■ WHAT TO DO ■
Restate every entry word for word.

[START PROVIDED RECORDS]

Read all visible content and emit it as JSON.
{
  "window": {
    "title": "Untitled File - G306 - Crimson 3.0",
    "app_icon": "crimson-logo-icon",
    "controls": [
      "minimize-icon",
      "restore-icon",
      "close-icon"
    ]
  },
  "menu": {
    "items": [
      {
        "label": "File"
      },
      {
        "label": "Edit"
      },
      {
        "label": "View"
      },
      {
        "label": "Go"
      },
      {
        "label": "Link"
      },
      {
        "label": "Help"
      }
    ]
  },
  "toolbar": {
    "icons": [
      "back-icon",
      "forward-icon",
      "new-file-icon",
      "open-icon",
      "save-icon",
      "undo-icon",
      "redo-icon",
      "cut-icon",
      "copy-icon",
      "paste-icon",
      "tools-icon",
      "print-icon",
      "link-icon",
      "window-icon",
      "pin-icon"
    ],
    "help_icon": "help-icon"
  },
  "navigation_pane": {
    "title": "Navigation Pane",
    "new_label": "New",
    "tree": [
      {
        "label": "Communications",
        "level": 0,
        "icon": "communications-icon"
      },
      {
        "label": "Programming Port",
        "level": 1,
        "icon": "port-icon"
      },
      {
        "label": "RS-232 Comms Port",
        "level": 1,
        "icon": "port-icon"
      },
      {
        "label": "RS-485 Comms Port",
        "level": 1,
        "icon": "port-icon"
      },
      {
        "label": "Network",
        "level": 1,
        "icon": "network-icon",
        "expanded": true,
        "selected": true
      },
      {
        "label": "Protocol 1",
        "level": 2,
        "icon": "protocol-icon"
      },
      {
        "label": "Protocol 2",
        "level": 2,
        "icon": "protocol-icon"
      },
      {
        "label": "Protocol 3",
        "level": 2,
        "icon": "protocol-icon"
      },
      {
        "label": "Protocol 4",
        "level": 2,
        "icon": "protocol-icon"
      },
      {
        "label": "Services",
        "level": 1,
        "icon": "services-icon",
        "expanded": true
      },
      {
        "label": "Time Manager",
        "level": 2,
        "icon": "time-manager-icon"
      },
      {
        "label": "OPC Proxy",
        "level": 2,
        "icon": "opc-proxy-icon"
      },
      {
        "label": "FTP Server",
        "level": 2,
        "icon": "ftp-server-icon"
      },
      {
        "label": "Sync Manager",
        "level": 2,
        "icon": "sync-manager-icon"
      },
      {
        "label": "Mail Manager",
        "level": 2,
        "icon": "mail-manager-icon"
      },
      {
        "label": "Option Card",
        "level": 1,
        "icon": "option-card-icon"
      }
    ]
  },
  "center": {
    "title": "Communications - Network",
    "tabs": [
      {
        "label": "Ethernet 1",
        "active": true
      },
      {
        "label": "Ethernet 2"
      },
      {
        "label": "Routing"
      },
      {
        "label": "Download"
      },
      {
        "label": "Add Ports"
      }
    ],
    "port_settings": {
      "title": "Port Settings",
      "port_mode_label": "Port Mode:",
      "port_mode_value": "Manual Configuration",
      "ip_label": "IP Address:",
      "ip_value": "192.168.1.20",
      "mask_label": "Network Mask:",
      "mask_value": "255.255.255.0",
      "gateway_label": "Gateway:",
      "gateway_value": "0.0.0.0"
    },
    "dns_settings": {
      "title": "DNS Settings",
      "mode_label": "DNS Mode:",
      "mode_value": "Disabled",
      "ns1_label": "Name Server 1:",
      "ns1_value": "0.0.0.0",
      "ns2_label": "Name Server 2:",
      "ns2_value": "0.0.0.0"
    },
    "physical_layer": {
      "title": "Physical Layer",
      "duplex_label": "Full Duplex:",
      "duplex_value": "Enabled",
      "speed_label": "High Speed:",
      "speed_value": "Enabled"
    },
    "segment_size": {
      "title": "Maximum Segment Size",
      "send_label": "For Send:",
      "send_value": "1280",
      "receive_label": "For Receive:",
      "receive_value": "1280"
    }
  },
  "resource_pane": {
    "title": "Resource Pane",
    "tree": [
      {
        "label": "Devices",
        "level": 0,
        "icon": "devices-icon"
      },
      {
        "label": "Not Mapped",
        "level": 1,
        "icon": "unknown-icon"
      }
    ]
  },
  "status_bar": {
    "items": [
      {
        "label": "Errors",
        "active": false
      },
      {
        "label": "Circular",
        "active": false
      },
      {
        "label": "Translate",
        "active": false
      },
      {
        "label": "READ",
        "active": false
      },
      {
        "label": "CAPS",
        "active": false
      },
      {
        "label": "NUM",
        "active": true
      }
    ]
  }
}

[END PROVIDED RECORDS]

■ ANSWER ■
Read all visible content and emit it as JSON.
{
  "window": {
    "title": "Untitled File - G306 - Crimson 3.0",
    "app_icon": "crimson-logo-icon",
    "controls": [
      "minimize-icon",
      "restore-icon",
      "close-icon"
    ]
  },
  "menu": {
    "items": [
      {
        "label": "File"
      },
      {
        "label": "Edit"
      },
      {
        "label": "View"
      },
      {
        "label": "Go"
      },
      {
        "label": "Link"
      },
      {
        "label": "Help"
      }
    ]
  },
  "toolbar": {
    "icons": [
      "back-icon",
      "forward-icon",
      "new-file-icon",
      "open-icon",
      "save-icon",
      "undo-icon",
      "redo-icon",
      "cut-icon",
      "copy-icon",
      "paste-icon",
      "tools-icon",
      "print-icon",
      "link-icon",
      "window-icon",
      "pin-icon"
    ],
    "help_icon": "help-icon"
  },
  "navigation_pane": {
    "title": "Navigation Pane",
    "new_label": "New",
    "tree": [
      {
        "label": "Communications",
        "level": 0,
        "icon": "communications-icon"
      },
      {
        "label": "Programming Port",
        "level": 1,
        "icon": "port-icon"
      },
      {
        "label": "RS-232 Comms Port",
        "level": 1,
        "icon": "port-icon"
      },
      {
        "label": "RS-485 Comms Port",
        "level": 1,
        "icon": "port-icon"
      },
      {
        "label": "Network",
        "level": 1,
        "icon": "network-icon",
        "expanded": true,
        "selected": true
      },
      {
        "label": "Protocol 1",
        "level": 2,
        "icon": "protocol-icon"
      },
      {
        "label": "Protocol 2",
        "level": 2,
        "icon": "protocol-icon"
      },
      {
        "label": "Protocol 3",
        "level": 2,
        "icon": "protocol-icon"
      },
      {
        "label": "Protocol 4",
        "level": 2,
        "icon": "protocol-icon"
      },
      {
        "label": "Services",
        "level": 1,
        "icon": "services-icon",
        "expanded": true
      },
      {
        "label": "Time Manager",
        "level": 2,
        "icon": "time-manager-icon"
      },
      {
        "label": "OPC Proxy",
        "level": 2,
        "icon": "opc-proxy-icon"
      },
      {
        "label": "FTP Server",
        "level": 2,
        "icon": "ftp-server-icon"
      },
      {
        "label": "Sync Manager",
        "level": 2,
        "icon": "sync-manager-icon"
      },
      {
        "label": "Mail Manager",
        "level": 2,
        "icon": "mail-manager-icon"
      },
      {
        "label": "Option Card",
        "level": 1,
        "icon": "option-card-icon"
      }
    ]
  },
  "center": {
    "title": "Communications - Network",
    "tabs": [
      {
        "label": "Ethernet 1",
        "active": true
      },
      {
        "label": "Ethernet 2"
      },
      {
        "label": "Routing"
      },
      {
        "label": "Download"
      },
      {
        "label": "Add Ports"
      }
    ],
    "port_settings": {
      "title": "Port Settings",
      "port_mode_label": "Port Mode:",
      "port_mode_value": "Manual Configuration",
      "ip_label": "IP Address:",
      "ip_value": "192.168.1.20",
      "mask_label": "Network Mask:",
      "mask_value": "255.255.255.0",
      "gateway_label": "Gateway:",
      "gateway_value": "0.0.0.0"
    },
    "dns_settings": {
      "title": "DNS Settings",
      "mode_label": "DNS Mode:",
      "mode_value": "Disabled",
      "ns1_label": "Name Server 1:",
      "ns1_value": "0.0.0.0",
      "ns2_label": "Name Server 2:",
      "ns2_value": "0.0.0.0"
    },
    "physical_layer": {
      "title": "Physical Layer",
      "duplex_label": "Full Duplex:",
      "duplex_value": "Enabled",
      "speed_label": "High Speed:",
      "speed_value": "Enabled"
    },
    "segment_size": {
      "title": "Maximum Segment Size",
      "send_label": "For Send:",
      "send_value": "1280",
      "receive_label": "For Receive:",
      "receive_value": "1280"
    }
  },
  "resource_pane": {
    "title": "Resource Pane",
    "tree": [
      {
        "label": "Devices",
        "level": 0,
        "icon": "devices-icon"
      },
      {
        "label": "Not Mapped",
        "level": 1,
        "icon": "unknown-icon"
      }
    ]
  },
  "status_bar": {
    "items": [
      {
        "label": "Errors",
        "active": false
      },
      {
        "label": "Circular",
        "active": false
      },
      {
        "label": "Translate",
        "active": false
      },
      {
        "label": "READ",
        "active": false
      },
      {
        "label": "CAPS",
        "active": false
      },
      {
        "label": "NUM",
        "active": true
      }
    ]
  }
}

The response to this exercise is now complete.